* begin SUPPLIED INFORMATION *
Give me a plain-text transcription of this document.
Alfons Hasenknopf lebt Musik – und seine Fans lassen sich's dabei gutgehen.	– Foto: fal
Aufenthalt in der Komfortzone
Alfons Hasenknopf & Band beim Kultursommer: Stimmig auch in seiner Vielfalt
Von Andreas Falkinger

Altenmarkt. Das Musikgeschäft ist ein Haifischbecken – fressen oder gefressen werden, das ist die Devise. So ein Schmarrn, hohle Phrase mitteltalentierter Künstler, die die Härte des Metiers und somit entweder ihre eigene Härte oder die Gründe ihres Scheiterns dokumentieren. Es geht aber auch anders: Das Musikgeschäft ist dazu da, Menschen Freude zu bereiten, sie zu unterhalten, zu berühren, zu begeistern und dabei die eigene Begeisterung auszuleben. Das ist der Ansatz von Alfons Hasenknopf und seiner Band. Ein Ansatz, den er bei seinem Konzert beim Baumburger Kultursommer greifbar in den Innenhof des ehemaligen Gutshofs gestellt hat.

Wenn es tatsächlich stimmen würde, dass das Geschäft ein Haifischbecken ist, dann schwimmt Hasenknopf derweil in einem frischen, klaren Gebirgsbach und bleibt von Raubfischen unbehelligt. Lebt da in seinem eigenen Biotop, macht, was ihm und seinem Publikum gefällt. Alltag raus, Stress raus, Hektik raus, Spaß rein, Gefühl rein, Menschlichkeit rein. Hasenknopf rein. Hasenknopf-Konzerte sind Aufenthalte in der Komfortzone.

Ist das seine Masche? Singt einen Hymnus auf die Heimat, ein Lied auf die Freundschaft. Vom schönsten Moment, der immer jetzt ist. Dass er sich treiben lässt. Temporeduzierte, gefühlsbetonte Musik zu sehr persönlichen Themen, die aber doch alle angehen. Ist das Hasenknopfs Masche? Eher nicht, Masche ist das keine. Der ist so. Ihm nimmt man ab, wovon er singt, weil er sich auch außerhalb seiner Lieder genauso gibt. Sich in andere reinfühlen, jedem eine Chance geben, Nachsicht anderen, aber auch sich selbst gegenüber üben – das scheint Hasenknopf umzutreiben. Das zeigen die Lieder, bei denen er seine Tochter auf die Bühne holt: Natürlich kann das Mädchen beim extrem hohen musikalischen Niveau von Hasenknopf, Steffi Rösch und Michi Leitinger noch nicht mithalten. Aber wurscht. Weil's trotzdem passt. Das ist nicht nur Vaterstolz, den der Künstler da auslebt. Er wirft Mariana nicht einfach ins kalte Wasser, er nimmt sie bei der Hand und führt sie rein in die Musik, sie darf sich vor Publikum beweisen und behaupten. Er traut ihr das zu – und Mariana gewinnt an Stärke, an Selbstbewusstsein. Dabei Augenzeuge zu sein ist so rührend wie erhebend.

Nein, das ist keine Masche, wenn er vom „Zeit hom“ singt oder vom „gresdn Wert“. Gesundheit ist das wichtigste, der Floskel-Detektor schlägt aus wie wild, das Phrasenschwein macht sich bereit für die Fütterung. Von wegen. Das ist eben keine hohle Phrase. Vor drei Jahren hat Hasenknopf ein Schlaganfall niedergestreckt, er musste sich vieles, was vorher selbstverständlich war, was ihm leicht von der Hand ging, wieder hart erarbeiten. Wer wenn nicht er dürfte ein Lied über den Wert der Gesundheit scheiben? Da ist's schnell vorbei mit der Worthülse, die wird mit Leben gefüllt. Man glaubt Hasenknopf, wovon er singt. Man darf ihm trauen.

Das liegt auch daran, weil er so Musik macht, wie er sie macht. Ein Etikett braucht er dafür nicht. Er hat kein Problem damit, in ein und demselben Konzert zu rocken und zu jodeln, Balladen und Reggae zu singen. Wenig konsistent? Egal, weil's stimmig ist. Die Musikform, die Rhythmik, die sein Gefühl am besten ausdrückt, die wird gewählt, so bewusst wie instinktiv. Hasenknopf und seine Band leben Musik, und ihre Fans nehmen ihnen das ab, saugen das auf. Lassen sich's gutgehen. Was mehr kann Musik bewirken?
* end SUPPLIED INFORMATION *
WHAT TO DO:
In the lines above, find each one with "wird" and list it.

OUTPUT OF THE EXERCISE:
Nein, das ist keine Masche, wenn er vom „Zeit hom“ singt oder vom „gresdn Wert“. Gesundheit ist das wichtigste, der Floskel-Detektor schlägt aus wie wild, das Phrasenschwein macht sich bereit für die Fütterung. Von wegen. Das ist eben keine hohle Phrase. Vor drei Jahren hat Hasenknopf ein Schlaganfall niedergestreckt, er musste sich vieles, was vorher selbstverständlich war, was ihm leicht von der Hand ging, wieder hart erarbeiten. Wer wenn nicht er dürfte ein Lied über den Wert der Gesundheit scheiben? Da ist's schnell vorbei mit der Worthülse, die wird mit Leben gefüllt. Man glaubt Hasenknopf, wovon er singt. Man darf ihm trauen.
Das liegt auch daran, weil er so Musik macht, wie er sie macht. Ein Etikett braucht er dafür nicht. Er hat kein Problem damit, in ein und demselben Konzert zu rocken und zu jodeln, Balladen und Reggae zu singen. Wenig konsistent? Egal, weil's stimmig ist. Die Musikform, die Rhythmik, die sein Gefühl am besten ausdrückt, die wird gewählt, so bewusst wie instinktiv. Hasenknopf und seine Band leben Musik, und ihre Fans nehmen ihnen das ab, saugen das auf. Lassen sich's gutgehen. Was mehr kann Musik bewirken?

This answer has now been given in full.